DIRECTIVE
Select every line below containing the word "TradingView".
=-=-=-=-=
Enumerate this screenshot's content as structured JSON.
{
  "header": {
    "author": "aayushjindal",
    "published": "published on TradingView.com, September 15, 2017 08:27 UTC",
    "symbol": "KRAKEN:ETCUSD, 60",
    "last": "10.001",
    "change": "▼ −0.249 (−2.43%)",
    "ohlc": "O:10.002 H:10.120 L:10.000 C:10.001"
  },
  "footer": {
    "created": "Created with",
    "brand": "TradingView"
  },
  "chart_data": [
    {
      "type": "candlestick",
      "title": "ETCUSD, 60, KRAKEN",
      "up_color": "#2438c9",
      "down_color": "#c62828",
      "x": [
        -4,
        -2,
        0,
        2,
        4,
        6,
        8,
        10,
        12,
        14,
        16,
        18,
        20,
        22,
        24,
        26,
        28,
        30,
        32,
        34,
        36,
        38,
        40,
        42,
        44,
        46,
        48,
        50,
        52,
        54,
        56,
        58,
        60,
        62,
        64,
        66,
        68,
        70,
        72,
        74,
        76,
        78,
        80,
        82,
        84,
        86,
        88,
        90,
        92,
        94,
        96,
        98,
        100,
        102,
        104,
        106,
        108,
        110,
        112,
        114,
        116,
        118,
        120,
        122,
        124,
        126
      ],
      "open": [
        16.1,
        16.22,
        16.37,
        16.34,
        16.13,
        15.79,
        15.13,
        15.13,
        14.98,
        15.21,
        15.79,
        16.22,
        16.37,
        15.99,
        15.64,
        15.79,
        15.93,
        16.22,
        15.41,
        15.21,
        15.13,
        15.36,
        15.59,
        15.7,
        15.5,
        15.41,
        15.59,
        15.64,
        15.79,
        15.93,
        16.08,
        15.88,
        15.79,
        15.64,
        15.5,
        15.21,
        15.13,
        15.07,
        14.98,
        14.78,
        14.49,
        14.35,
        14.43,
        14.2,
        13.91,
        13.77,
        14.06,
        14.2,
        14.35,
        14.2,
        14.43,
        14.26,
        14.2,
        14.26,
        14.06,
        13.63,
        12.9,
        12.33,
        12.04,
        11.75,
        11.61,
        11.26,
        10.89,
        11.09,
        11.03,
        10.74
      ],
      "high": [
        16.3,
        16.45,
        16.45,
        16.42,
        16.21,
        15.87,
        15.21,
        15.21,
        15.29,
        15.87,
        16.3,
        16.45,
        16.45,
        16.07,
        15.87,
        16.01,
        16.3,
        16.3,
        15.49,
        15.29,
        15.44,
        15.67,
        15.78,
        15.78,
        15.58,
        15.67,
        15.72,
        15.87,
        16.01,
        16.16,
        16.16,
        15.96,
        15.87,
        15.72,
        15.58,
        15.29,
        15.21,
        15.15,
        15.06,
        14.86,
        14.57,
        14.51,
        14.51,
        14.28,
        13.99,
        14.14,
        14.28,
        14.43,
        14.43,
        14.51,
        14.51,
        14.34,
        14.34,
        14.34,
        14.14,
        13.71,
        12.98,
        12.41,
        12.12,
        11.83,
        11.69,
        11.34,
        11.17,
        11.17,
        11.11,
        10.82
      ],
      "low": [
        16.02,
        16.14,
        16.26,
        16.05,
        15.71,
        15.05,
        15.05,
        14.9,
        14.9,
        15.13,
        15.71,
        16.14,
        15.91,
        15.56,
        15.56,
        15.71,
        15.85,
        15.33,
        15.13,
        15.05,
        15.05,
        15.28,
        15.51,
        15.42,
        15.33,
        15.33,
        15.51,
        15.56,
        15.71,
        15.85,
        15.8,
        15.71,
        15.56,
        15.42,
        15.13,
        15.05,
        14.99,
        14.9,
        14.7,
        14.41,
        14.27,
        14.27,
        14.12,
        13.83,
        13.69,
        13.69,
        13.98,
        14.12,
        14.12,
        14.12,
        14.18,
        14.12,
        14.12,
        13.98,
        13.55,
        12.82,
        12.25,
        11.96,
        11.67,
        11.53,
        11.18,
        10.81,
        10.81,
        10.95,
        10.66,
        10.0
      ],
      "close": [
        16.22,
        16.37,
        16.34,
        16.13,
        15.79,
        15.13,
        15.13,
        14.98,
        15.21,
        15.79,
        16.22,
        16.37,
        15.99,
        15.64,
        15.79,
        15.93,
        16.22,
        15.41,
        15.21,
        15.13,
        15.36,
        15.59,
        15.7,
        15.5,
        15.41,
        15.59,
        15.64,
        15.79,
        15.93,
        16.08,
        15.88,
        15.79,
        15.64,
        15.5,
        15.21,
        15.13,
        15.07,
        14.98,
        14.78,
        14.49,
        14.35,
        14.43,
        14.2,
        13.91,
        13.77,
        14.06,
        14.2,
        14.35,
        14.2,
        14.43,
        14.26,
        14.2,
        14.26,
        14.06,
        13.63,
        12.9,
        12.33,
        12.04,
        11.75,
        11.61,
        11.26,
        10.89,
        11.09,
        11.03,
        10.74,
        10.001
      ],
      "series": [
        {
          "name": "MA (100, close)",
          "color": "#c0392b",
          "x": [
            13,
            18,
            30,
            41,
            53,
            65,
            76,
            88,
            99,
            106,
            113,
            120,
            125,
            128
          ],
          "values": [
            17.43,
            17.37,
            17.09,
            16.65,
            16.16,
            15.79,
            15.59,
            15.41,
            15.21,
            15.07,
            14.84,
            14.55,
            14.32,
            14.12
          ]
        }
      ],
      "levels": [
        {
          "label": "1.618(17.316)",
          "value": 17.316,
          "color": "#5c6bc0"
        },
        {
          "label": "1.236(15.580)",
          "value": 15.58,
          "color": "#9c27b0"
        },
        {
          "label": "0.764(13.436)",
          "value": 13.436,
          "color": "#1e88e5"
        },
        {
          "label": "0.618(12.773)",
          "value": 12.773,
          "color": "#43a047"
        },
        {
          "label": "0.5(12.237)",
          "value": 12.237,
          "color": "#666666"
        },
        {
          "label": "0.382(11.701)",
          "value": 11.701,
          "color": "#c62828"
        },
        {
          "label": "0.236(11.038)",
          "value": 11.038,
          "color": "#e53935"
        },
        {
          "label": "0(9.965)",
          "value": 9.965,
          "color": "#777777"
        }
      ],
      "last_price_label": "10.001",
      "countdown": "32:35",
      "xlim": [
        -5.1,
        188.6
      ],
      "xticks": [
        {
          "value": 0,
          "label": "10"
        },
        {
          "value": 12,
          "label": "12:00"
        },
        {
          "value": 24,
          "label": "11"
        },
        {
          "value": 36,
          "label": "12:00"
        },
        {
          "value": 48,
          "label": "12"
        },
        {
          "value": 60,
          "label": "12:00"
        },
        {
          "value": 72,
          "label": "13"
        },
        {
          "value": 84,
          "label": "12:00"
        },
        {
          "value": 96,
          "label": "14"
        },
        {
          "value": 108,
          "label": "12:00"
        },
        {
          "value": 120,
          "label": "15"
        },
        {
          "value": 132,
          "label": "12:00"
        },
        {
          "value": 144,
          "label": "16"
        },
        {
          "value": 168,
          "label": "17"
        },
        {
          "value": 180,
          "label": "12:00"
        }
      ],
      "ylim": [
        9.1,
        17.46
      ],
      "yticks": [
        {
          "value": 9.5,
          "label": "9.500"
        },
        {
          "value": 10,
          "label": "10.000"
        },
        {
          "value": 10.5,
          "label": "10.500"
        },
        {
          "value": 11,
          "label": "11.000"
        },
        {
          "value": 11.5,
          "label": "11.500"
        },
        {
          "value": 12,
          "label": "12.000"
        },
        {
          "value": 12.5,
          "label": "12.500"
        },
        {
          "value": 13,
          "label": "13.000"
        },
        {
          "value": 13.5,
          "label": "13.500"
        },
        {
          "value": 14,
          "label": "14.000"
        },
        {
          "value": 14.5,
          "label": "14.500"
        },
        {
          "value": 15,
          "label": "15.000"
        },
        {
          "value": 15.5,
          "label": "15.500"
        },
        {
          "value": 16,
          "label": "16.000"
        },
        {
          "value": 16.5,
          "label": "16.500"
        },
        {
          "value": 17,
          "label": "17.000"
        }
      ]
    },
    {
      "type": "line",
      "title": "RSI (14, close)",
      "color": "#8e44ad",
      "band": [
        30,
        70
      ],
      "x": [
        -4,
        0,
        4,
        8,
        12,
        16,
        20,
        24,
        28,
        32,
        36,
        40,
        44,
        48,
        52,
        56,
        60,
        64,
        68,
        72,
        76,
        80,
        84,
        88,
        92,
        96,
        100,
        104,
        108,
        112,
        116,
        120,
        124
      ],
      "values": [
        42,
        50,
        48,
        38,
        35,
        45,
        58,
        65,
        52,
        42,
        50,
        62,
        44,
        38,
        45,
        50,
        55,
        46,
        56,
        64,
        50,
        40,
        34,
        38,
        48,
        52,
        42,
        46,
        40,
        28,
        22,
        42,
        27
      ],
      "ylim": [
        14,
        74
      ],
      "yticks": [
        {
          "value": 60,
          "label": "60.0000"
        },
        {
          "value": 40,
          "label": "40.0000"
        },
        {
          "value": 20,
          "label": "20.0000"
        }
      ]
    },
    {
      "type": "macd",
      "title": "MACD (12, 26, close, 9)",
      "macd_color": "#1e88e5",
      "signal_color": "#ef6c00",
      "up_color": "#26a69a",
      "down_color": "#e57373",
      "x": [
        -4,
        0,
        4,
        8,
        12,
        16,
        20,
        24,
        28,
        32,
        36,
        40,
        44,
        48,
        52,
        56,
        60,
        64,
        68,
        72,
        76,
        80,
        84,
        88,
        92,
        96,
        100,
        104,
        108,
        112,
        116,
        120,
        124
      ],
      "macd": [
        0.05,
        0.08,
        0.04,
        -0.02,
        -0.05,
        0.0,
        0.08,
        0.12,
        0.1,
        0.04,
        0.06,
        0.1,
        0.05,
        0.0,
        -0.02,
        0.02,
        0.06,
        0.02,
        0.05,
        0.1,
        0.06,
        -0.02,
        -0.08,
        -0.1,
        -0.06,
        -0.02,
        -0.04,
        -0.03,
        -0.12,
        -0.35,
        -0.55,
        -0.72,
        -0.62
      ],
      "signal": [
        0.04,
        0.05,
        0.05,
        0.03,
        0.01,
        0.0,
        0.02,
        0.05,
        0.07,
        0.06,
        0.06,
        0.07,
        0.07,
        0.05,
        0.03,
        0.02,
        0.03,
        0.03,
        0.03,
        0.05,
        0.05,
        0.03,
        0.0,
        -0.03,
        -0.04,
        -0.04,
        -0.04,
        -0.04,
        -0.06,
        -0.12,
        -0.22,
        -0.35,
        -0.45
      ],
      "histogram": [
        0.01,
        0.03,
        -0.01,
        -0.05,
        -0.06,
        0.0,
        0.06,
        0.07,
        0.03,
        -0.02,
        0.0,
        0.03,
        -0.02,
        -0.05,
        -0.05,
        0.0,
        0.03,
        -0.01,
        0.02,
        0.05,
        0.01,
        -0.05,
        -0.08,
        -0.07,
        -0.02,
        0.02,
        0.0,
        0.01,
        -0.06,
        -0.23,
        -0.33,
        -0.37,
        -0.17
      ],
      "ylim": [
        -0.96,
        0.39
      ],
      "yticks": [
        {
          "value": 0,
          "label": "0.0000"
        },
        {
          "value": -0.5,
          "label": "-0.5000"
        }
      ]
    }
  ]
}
=-=-=-=-=
TASK RESULT
    "published": "published on TradingView.com, September 15, 2017 08:27 UTC",
    "brand": "TradingView"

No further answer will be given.